THE PROBLEM: The records that follow are to be repeated exactly, in full.

DATA FOR ANALYSIS:
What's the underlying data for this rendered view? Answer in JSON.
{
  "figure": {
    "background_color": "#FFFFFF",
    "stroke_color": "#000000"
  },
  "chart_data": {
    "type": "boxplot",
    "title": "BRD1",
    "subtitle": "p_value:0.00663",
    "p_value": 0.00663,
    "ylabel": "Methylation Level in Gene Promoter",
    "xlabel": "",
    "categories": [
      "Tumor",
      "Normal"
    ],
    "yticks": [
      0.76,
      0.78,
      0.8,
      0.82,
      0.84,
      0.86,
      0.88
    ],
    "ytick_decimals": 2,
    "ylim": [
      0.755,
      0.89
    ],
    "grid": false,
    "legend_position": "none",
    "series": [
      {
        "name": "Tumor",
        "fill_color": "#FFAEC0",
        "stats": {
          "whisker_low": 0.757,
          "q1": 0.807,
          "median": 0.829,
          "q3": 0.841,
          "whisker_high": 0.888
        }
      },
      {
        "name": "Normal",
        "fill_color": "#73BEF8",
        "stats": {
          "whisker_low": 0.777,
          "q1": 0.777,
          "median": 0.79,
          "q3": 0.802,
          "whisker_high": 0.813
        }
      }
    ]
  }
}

SOLUTION TO THIS EXERCISE:
What's the underlying data for this rendered view? Answer in JSON.
{
  "figure": {
    "background_color": "#FFFFFF",
    "stroke_color": "#000000"
  },
  "chart_data": {
    "type": "boxplot",
    "title": "BRD1",
    "subtitle": "p_value:0.00663",
    "p_value": 0.00663,
    "ylabel": "Methylation Level in Gene Promoter",
    "xlabel": "",
    "categories": [
      "Tumor",
      "Normal"
    ],
    "yticks": [
      0.76,
      0.78,
      0.8,
      0.82,
      0.84,
      0.86,
      0.88
    ],
    "ytick_decimals": 2,
    "ylim": [
      0.755,
      0.89
    ],
    "grid": false,
    "legend_position": "none",
    "series": [
      {
        "name": "Tumor",
        "fill_color": "#FFAEC0",
        "stats": {
          "whisker_low": 0.757,
          "q1": 0.807,
          "median": 0.829,
          "q3": 0.841,
          "whisker_high": 0.888
        }
      },
      {
        "name": "Normal",
        "fill_color": "#73BEF8",
        "stats": {
          "whisker_low": 0.777,
          "q1": 0.777,
          "median": 0.79,
          "q3": 0.802,
          "whisker_high": 0.813
        }
      }
    ]
  }
}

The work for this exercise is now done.